Information provided.
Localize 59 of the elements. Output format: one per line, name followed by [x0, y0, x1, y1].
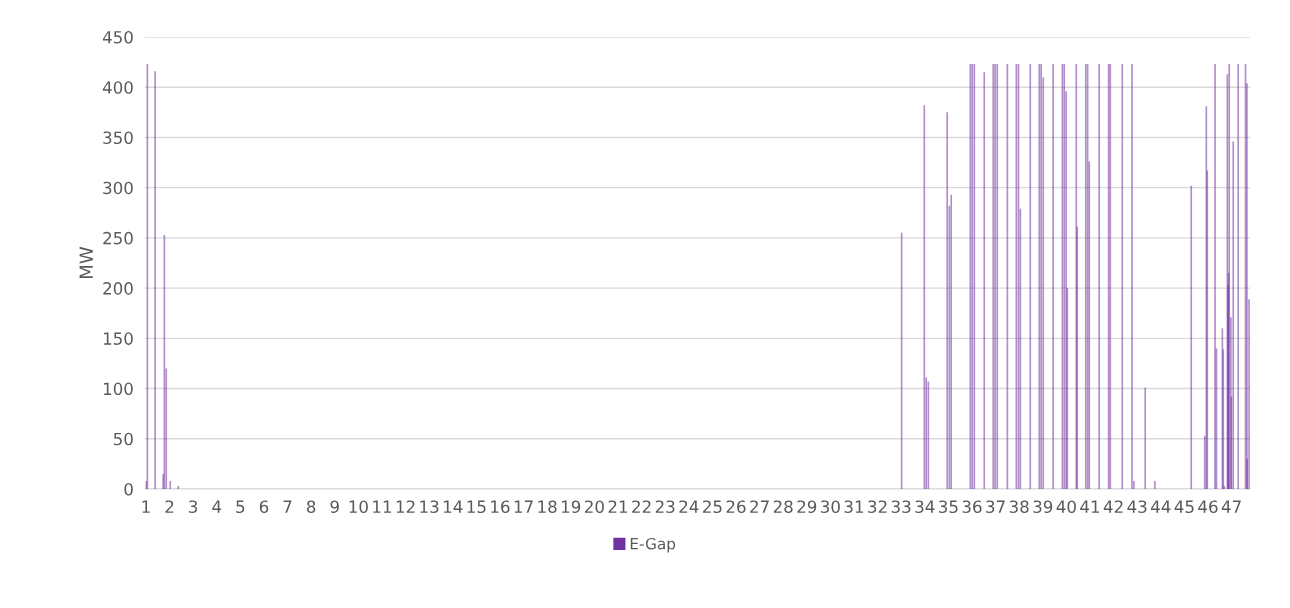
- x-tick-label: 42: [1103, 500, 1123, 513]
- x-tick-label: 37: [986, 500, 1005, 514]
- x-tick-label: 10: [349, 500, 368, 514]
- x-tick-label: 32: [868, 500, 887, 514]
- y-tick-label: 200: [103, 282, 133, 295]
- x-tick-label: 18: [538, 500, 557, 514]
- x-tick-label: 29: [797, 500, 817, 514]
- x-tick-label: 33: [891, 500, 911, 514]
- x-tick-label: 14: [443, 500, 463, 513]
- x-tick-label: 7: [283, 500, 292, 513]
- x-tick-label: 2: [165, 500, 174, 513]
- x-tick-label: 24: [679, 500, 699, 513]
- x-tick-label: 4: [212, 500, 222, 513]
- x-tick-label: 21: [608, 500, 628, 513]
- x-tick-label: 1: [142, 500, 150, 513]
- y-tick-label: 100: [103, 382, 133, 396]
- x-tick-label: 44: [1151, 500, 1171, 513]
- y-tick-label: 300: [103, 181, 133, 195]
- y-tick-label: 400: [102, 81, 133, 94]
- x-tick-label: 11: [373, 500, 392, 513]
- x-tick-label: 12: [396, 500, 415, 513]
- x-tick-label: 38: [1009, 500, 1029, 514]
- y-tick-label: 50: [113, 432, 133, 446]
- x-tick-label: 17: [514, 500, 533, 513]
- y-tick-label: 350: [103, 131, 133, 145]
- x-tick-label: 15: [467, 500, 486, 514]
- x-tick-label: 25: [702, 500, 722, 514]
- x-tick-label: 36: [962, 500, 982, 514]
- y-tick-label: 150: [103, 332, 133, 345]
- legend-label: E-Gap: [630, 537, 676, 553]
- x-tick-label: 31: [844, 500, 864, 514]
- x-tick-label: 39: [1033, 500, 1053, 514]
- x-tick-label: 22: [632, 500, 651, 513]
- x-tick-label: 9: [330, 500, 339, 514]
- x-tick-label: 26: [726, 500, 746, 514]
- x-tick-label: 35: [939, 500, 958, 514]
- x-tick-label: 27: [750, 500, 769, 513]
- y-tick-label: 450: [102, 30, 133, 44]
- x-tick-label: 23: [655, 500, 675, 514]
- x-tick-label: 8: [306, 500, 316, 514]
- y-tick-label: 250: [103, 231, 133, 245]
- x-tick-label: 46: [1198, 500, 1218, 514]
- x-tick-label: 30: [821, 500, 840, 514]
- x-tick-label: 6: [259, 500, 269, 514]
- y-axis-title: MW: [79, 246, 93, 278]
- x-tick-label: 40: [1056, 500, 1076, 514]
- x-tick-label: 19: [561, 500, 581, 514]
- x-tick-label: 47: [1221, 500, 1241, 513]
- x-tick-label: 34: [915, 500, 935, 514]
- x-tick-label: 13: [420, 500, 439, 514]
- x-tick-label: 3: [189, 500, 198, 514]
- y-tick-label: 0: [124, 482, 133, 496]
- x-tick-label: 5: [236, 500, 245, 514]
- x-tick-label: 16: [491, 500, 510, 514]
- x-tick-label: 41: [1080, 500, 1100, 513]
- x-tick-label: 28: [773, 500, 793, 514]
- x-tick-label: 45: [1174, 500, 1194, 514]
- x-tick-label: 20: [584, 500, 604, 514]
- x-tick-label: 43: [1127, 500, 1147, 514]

...

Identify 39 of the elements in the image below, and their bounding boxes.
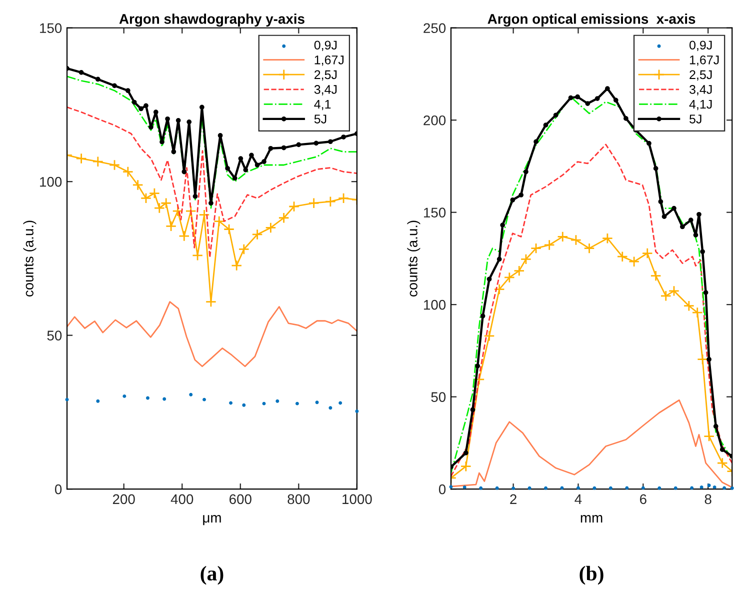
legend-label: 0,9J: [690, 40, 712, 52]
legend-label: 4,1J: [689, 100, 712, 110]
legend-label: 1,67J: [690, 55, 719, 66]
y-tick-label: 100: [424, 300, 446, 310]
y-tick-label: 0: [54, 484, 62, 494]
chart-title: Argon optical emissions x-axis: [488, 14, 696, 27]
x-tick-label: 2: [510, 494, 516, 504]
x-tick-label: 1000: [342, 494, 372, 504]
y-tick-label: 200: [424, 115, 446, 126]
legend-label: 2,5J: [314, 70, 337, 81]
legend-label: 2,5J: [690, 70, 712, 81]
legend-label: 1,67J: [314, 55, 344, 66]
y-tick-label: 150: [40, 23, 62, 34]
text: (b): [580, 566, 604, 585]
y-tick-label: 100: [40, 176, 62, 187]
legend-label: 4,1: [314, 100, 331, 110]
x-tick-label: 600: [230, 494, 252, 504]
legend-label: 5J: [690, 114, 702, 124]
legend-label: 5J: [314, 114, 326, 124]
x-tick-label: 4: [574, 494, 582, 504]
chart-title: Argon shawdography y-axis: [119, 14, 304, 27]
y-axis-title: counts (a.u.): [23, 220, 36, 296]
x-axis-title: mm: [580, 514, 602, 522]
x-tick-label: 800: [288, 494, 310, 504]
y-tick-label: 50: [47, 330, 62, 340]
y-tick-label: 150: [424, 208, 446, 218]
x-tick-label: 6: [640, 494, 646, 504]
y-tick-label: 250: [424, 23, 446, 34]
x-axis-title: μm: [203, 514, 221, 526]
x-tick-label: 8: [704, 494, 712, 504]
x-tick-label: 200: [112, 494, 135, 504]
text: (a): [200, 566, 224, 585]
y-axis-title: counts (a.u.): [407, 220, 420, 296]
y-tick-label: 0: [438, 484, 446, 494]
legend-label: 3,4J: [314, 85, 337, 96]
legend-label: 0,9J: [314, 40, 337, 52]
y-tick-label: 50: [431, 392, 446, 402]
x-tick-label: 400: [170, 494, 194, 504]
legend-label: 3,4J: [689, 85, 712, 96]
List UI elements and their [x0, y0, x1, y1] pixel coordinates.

Your instructions.
Transcribe the lines of the records above verbatim, from the line containing "Identify 39 of" up to and including the line containing "List UI elements". Omit the pictures from your answer.

Result of the exercise.
Identify 39 of the elements in the image below, and their bounding boxes.
legend-label: 0,9J: [690, 40, 712, 52]
legend-label: 4,1J: [689, 100, 712, 110]
legend-label: 1,67J: [690, 55, 719, 66]
y-tick-label: 100: [424, 300, 446, 310]
y-tick-label: 0: [54, 484, 62, 494]
chart-title: Argon optical emissions x-axis: [488, 14, 696, 27]
x-tick-label: 2: [510, 494, 516, 504]
x-tick-label: 1000: [342, 494, 372, 504]
y-tick-label: 200: [424, 115, 446, 126]
legend-label: 2,5J: [314, 70, 337, 81]
legend-label: 2,5J: [690, 70, 712, 81]
legend-label: 1,67J: [314, 55, 344, 66]
y-tick-label: 150: [40, 23, 62, 34]
text: (b): [580, 566, 604, 585]
y-tick-label: 100: [40, 176, 62, 187]
legend-label: 4,1: [314, 100, 331, 110]
x-tick-label: 600: [230, 494, 252, 504]
legend-label: 5J: [690, 114, 702, 124]
legend-label: 5J: [314, 114, 326, 124]
x-tick-label: 4: [574, 494, 582, 504]
chart-title: Argon shawdography y-axis: [119, 14, 304, 27]
y-axis-title: counts (a.u.): [23, 220, 36, 296]
x-axis-title: mm: [580, 514, 602, 522]
x-tick-label: 800: [288, 494, 310, 504]
y-tick-label: 50: [47, 330, 62, 340]
y-tick-label: 150: [424, 208, 446, 218]
x-tick-label: 6: [640, 494, 646, 504]
y-tick-label: 250: [424, 23, 446, 34]
x-axis-title: μm: [203, 514, 221, 526]
x-tick-label: 8: [704, 494, 712, 504]
x-tick-label: 200: [112, 494, 135, 504]
text: (a): [200, 566, 224, 585]
y-axis-title: counts (a.u.): [407, 220, 420, 296]
y-tick-label: 0: [438, 484, 446, 494]
legend-label: 3,4J: [314, 85, 337, 96]
legend-label: 0,9J: [314, 40, 337, 52]
y-tick-label: 50: [431, 392, 446, 402]
x-tick-label: 400: [170, 494, 194, 504]
legend-label: 3,4J: [689, 85, 712, 96]
List UI elements and their [x0, y0, x1, y1] pixel coordinates.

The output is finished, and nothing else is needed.